Objective — Below is a listing. Gather each line of it that contains "engage".

==== Data entries ====

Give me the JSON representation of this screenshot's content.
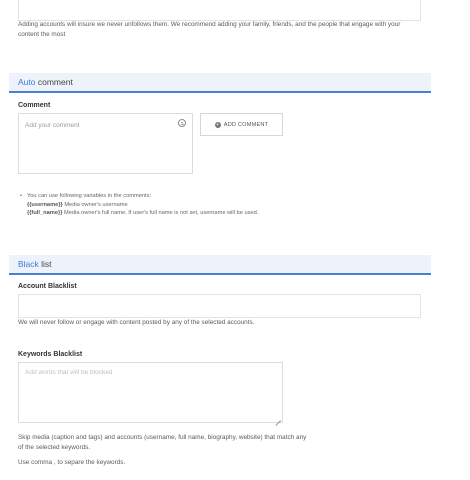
{
  "top_note": "Adding accounts will insure we never unfollows them. We recommend adding your family, friends, and the people that engage with your content the most",
  "auto_comment": {
    "title_accent": "Auto",
    "title_rest": " comment",
    "comment_label": "Comment",
    "comment_placeholder": "Add your comment",
    "add_button": "ADD COMMENT",
    "add_icon": "+",
    "vars_intro": "You can use following variables in the comments:",
    "var1_name": "{{username}}",
    "var1_desc": " Media owner's username",
    "var2_name": "{{full_name}}",
    "var2_desc": " Media owner's full name. If user's full name is not set, username will be used.",
    "bullet": "•"
  },
  "black_list": {
    "title_accent": "Black",
    "title_rest": " list",
    "account_label": "Account Blacklist",
    "account_note": "We will never follow or engage with content posted by any of the selected accounts.",
    "keywords_label": "Keywords Blacklist",
    "keywords_placeholder": "Add words that will be blocked",
    "skip_note": "Skip media (caption and tags) and accounts (username, full name, biography, website) that match any of the selected keywords.",
    "comma_note": "Use comma , to separe the keywords."
  },
  "colors": {
    "accent": "#3d78d8",
    "header_bg": "#eef3fb"
  }
}
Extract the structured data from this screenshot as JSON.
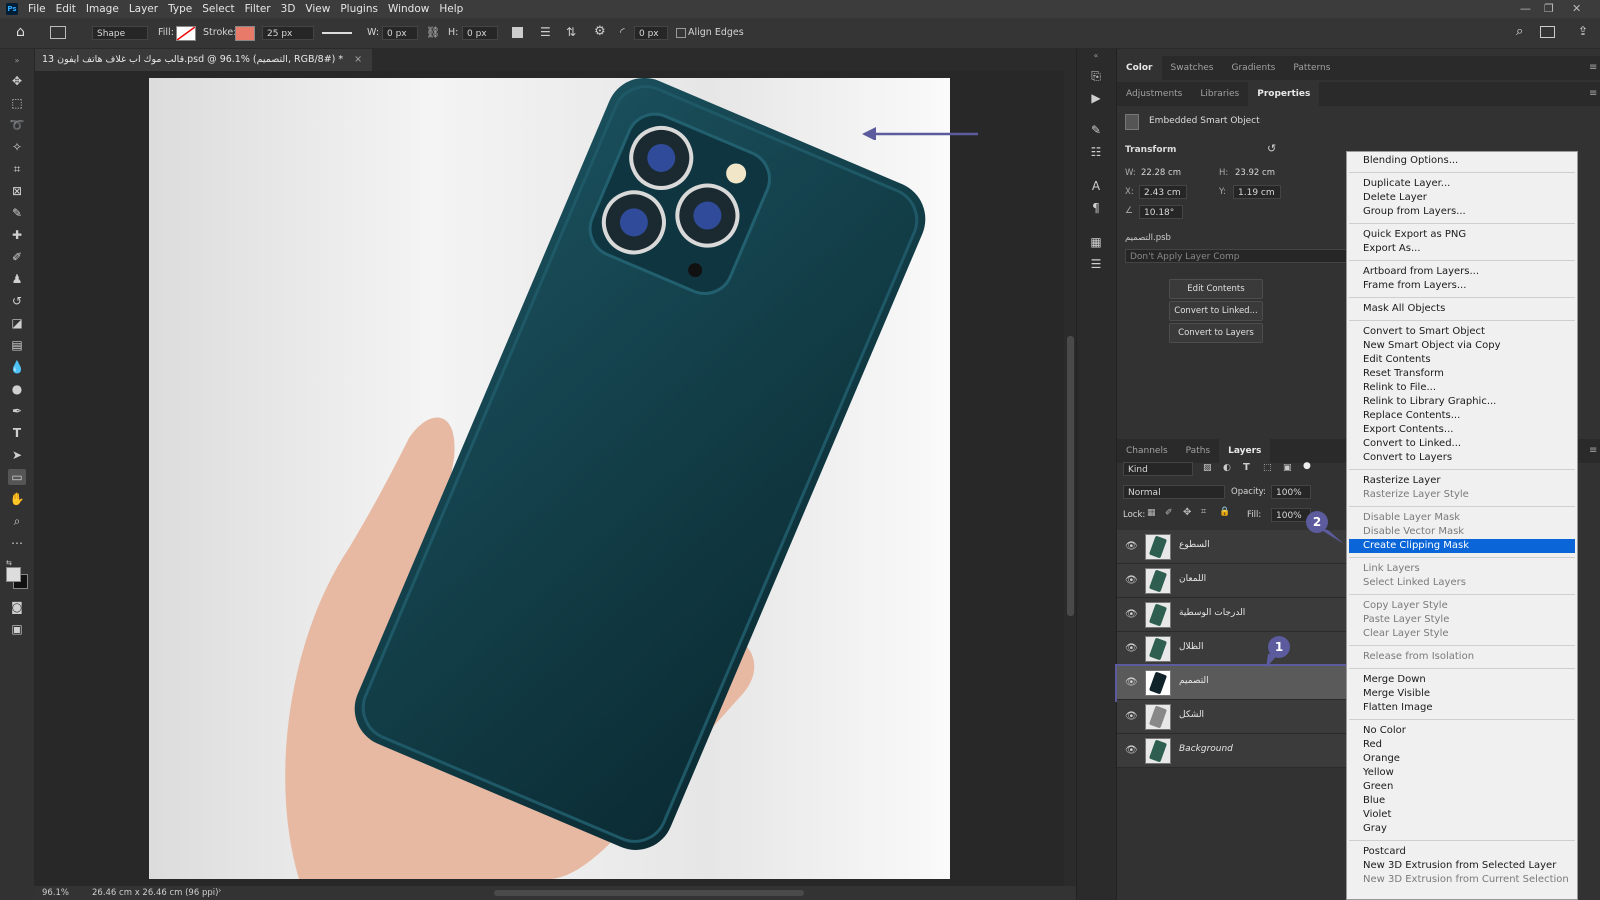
{
  "app": {
    "logo": "Ps"
  },
  "menu": [
    "File",
    "Edit",
    "Image",
    "Layer",
    "Type",
    "Select",
    "Filter",
    "3D",
    "View",
    "Plugins",
    "Window",
    "Help"
  ],
  "options_bar": {
    "mode": "Shape",
    "fill_label": "Fill:",
    "stroke_label": "Stroke:",
    "stroke_size": "25 px",
    "w_label": "W:",
    "w_value": "0 px",
    "h_label": "H:",
    "h_value": "0 px",
    "radius_value": "0 px",
    "align_edges": "Align Edges"
  },
  "document": {
    "tab_title": "قالب موك اب غلاف هاتف ايفون 13.psd @ 96.1% (التصميم, RGB/8#) *",
    "close": "×"
  },
  "status": {
    "zoom": "96.1%",
    "doc_size": "26.46 cm x 26.46 cm (96 ppi)"
  },
  "panel_top_tabs": [
    "Color",
    "Swatches",
    "Gradients",
    "Patterns"
  ],
  "panel_mid_tabs": [
    "Adjustments",
    "Libraries",
    "Properties"
  ],
  "properties": {
    "header": "Embedded Smart Object",
    "transform_label": "Transform",
    "w_label": "W:",
    "w_value": "22.28 cm",
    "h_label": "H:",
    "h_value": "23.92 cm",
    "x_label": "X:",
    "x_value": "2.43 cm",
    "y_label": "Y:",
    "y_value": "1.19 cm",
    "angle_value": "10.18°",
    "file_name": "التصميم.psb",
    "layer_comp": "Don't Apply Layer Comp",
    "buttons": [
      "Edit Contents",
      "Convert to Linked...",
      "Convert to Layers"
    ]
  },
  "layers_tabs": [
    "Channels",
    "Paths",
    "Layers"
  ],
  "layers_panel": {
    "kind": "Kind",
    "blend_mode": "Normal",
    "opacity_label": "Opacity:",
    "opacity_value": "100%",
    "lock_label": "Lock:",
    "fill_label": "Fill:",
    "fill_value": "100%",
    "layers": [
      "السطوع",
      "اللمعان",
      "الدرجات الوسطية",
      "الظلال",
      "التصميم",
      "الشكل",
      "Background"
    ],
    "selected_index": 4
  },
  "context_menu": {
    "groups": [
      [
        {
          "label": "Blending Options..."
        }
      ],
      [
        {
          "label": "Duplicate Layer..."
        },
        {
          "label": "Delete Layer"
        },
        {
          "label": "Group from Layers..."
        }
      ],
      [
        {
          "label": "Quick Export as PNG"
        },
        {
          "label": "Export As..."
        }
      ],
      [
        {
          "label": "Artboard from Layers..."
        },
        {
          "label": "Frame from Layers..."
        }
      ],
      [
        {
          "label": "Mask All Objects"
        }
      ],
      [
        {
          "label": "Convert to Smart Object"
        },
        {
          "label": "New Smart Object via Copy"
        },
        {
          "label": "Edit Contents"
        },
        {
          "label": "Reset Transform"
        },
        {
          "label": "Relink to File..."
        },
        {
          "label": "Relink to Library Graphic..."
        },
        {
          "label": "Replace Contents..."
        },
        {
          "label": "Export Contents..."
        },
        {
          "label": "Convert to Linked..."
        },
        {
          "label": "Convert to Layers"
        }
      ],
      [
        {
          "label": "Rasterize Layer"
        },
        {
          "label": "Rasterize Layer Style",
          "disabled": true
        }
      ],
      [
        {
          "label": "Disable Layer Mask",
          "disabled": true
        },
        {
          "label": "Disable Vector Mask",
          "disabled": true
        },
        {
          "label": "Create Clipping Mask",
          "highlighted": true
        }
      ],
      [
        {
          "label": "Link Layers",
          "disabled": true
        },
        {
          "label": "Select Linked Layers",
          "disabled": true
        }
      ],
      [
        {
          "label": "Copy Layer Style",
          "disabled": true
        },
        {
          "label": "Paste Layer Style",
          "disabled": true
        },
        {
          "label": "Clear Layer Style",
          "disabled": true
        }
      ],
      [
        {
          "label": "Release from Isolation",
          "disabled": true
        }
      ],
      [
        {
          "label": "Merge Down"
        },
        {
          "label": "Merge Visible"
        },
        {
          "label": "Flatten Image"
        }
      ],
      [
        {
          "label": "No Color"
        },
        {
          "label": "Red"
        },
        {
          "label": "Orange"
        },
        {
          "label": "Yellow"
        },
        {
          "label": "Green"
        },
        {
          "label": "Blue"
        },
        {
          "label": "Violet"
        },
        {
          "label": "Gray"
        }
      ],
      [
        {
          "label": "Postcard"
        },
        {
          "label": "New 3D Extrusion from Selected Layer"
        },
        {
          "label": "New 3D Extrusion from Current Selection",
          "disabled": true
        }
      ]
    ]
  },
  "annotations": {
    "badge1": "1",
    "badge2": "2",
    "accent": "#5b5b9e"
  },
  "colors": {
    "phone_case": "#123d47",
    "highlight": "#0a66d8"
  }
}
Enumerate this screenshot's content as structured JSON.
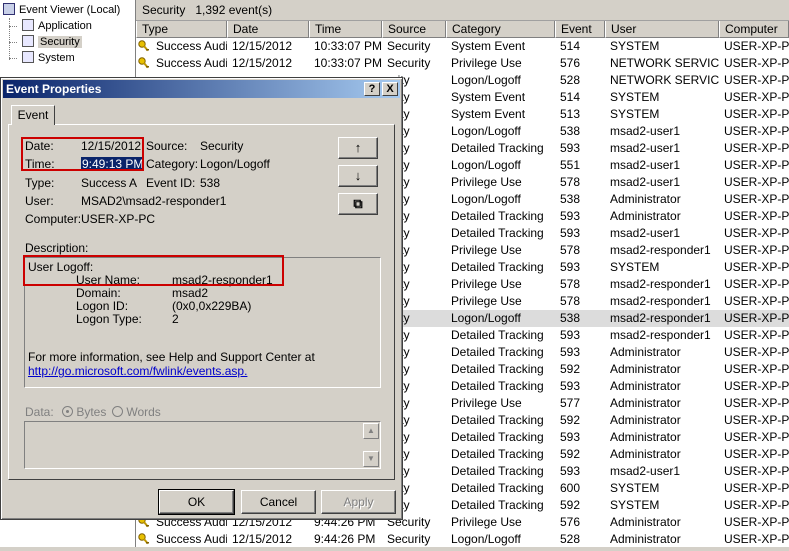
{
  "tree": {
    "root": "Event Viewer (Local)",
    "items": [
      "Application",
      "Security",
      "System"
    ]
  },
  "list": {
    "title": "Security",
    "count": "1,392 event(s)",
    "columns": [
      "Type",
      "Date",
      "Time",
      "Source",
      "Category",
      "Event",
      "User",
      "Computer"
    ],
    "rows": [
      [
        "Success Audit",
        "12/15/2012",
        "10:33:07 PM",
        "Security",
        "System Event",
        "514",
        "SYSTEM",
        "USER-XP-PC"
      ],
      [
        "Success Audit",
        "12/15/2012",
        "10:33:07 PM",
        "Security",
        "Privilege Use",
        "576",
        "NETWORK SERVICE",
        "USER-XP-PC"
      ],
      [
        "",
        "",
        "",
        "urity",
        "Logon/Logoff",
        "528",
        "NETWORK SERVICE",
        "USER-XP-PC"
      ],
      [
        "",
        "",
        "",
        "urity",
        "System Event",
        "514",
        "SYSTEM",
        "USER-XP-PC"
      ],
      [
        "",
        "",
        "",
        "urity",
        "System Event",
        "513",
        "SYSTEM",
        "USER-XP-PC"
      ],
      [
        "",
        "",
        "",
        "urity",
        "Logon/Logoff",
        "538",
        "msad2-user1",
        "USER-XP-PC"
      ],
      [
        "",
        "",
        "",
        "urity",
        "Detailed Tracking",
        "593",
        "msad2-user1",
        "USER-XP-PC"
      ],
      [
        "",
        "",
        "",
        "urity",
        "Logon/Logoff",
        "551",
        "msad2-user1",
        "USER-XP-PC"
      ],
      [
        "",
        "",
        "",
        "urity",
        "Privilege Use",
        "578",
        "msad2-user1",
        "USER-XP-PC"
      ],
      [
        "",
        "",
        "",
        "urity",
        "Logon/Logoff",
        "538",
        "Administrator",
        "USER-XP-PC"
      ],
      [
        "",
        "",
        "",
        "urity",
        "Detailed Tracking",
        "593",
        "Administrator",
        "USER-XP-PC"
      ],
      [
        "",
        "",
        "",
        "urity",
        "Detailed Tracking",
        "593",
        "msad2-user1",
        "USER-XP-PC"
      ],
      [
        "",
        "",
        "",
        "urity",
        "Privilege Use",
        "578",
        "msad2-responder1",
        "USER-XP-PC"
      ],
      [
        "",
        "",
        "",
        "urity",
        "Detailed Tracking",
        "593",
        "SYSTEM",
        "USER-XP-PC"
      ],
      [
        "",
        "",
        "",
        "urity",
        "Privilege Use",
        "578",
        "msad2-responder1",
        "USER-XP-PC"
      ],
      [
        "",
        "",
        "",
        "urity",
        "Privilege Use",
        "578",
        "msad2-responder1",
        "USER-XP-PC"
      ],
      [
        "",
        "",
        "",
        "urity",
        "Logon/Logoff",
        "538",
        "msad2-responder1",
        "USER-XP-PC"
      ],
      [
        "",
        "",
        "",
        "urity",
        "Detailed Tracking",
        "593",
        "msad2-responder1",
        "USER-XP-PC"
      ],
      [
        "",
        "",
        "",
        "urity",
        "Detailed Tracking",
        "593",
        "Administrator",
        "USER-XP-PC"
      ],
      [
        "",
        "",
        "",
        "urity",
        "Detailed Tracking",
        "592",
        "Administrator",
        "USER-XP-PC"
      ],
      [
        "",
        "",
        "",
        "urity",
        "Detailed Tracking",
        "593",
        "Administrator",
        "USER-XP-PC"
      ],
      [
        "",
        "",
        "",
        "urity",
        "Privilege Use",
        "577",
        "Administrator",
        "USER-XP-PC"
      ],
      [
        "",
        "",
        "",
        "urity",
        "Detailed Tracking",
        "592",
        "Administrator",
        "USER-XP-PC"
      ],
      [
        "",
        "",
        "",
        "urity",
        "Detailed Tracking",
        "593",
        "Administrator",
        "USER-XP-PC"
      ],
      [
        "",
        "",
        "",
        "urity",
        "Detailed Tracking",
        "592",
        "Administrator",
        "USER-XP-PC"
      ],
      [
        "",
        "",
        "",
        "urity",
        "Detailed Tracking",
        "593",
        "msad2-user1",
        "USER-XP-PC"
      ],
      [
        "",
        "",
        "",
        "urity",
        "Detailed Tracking",
        "600",
        "SYSTEM",
        "USER-XP-PC"
      ],
      [
        "",
        "",
        "",
        "urity",
        "Detailed Tracking",
        "592",
        "SYSTEM",
        "USER-XP-PC"
      ],
      [
        "Success Audit",
        "12/15/2012",
        "9:44:26 PM",
        "Security",
        "Privilege Use",
        "576",
        "Administrator",
        "USER-XP-PC"
      ],
      [
        "Success Audit",
        "12/15/2012",
        "9:44:26 PM",
        "Security",
        "Logon/Logoff",
        "528",
        "Administrator",
        "USER-XP-PC"
      ]
    ],
    "highlighted_row": 16
  },
  "dialog": {
    "title": "Event Properties",
    "help_btn": "?",
    "close_btn": "X",
    "tab": "Event",
    "date_label": "Date:",
    "date_value": "12/15/2012",
    "source_label": "Source:",
    "source_value": "Security",
    "time_label": "Time:",
    "time_value": "9:49:13 PM",
    "category_label": "Category:",
    "category_value": "Logon/Logoff",
    "type_label": "Type:",
    "type_value": "Success A",
    "eventid_label": "Event ID:",
    "eventid_value": "538",
    "user_label": "User:",
    "user_value": "MSAD2\\msad2-responder1",
    "computer_label": "Computer:",
    "computer_value": "USER-XP-PC",
    "description_label": "Description:",
    "desc_heading": "User Logoff:",
    "desc_fields": [
      {
        "label": "User Name:",
        "value": "msad2-responder1"
      },
      {
        "label": "Domain:",
        "value": "msad2"
      },
      {
        "label": "Logon ID:",
        "value": "(0x0,0x229BA)"
      },
      {
        "label": "Logon Type:",
        "value": "2"
      }
    ],
    "help_text": "For more information, see Help and Support Center at",
    "help_link": "http://go.microsoft.com/fwlink/events.asp.",
    "data_label": "Data:",
    "bytes_label": "Bytes",
    "words_label": "Words",
    "ok": "OK",
    "cancel": "Cancel",
    "apply": "Apply",
    "up_arrow": "↑",
    "down_arrow": "↓",
    "copy_icon": "⧉"
  },
  "colors": {
    "titlebar": "#0a246a",
    "highlight_box": "#cc0000",
    "link": "#0000cc"
  }
}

====

Response —
  "top_note": "Adding accounts will insure we never unfollows them. We recommend adding your family, friends, and the people that engage with your content the most",
    "account_note": "We will never follow or engage with content posted by any of the selected accounts.",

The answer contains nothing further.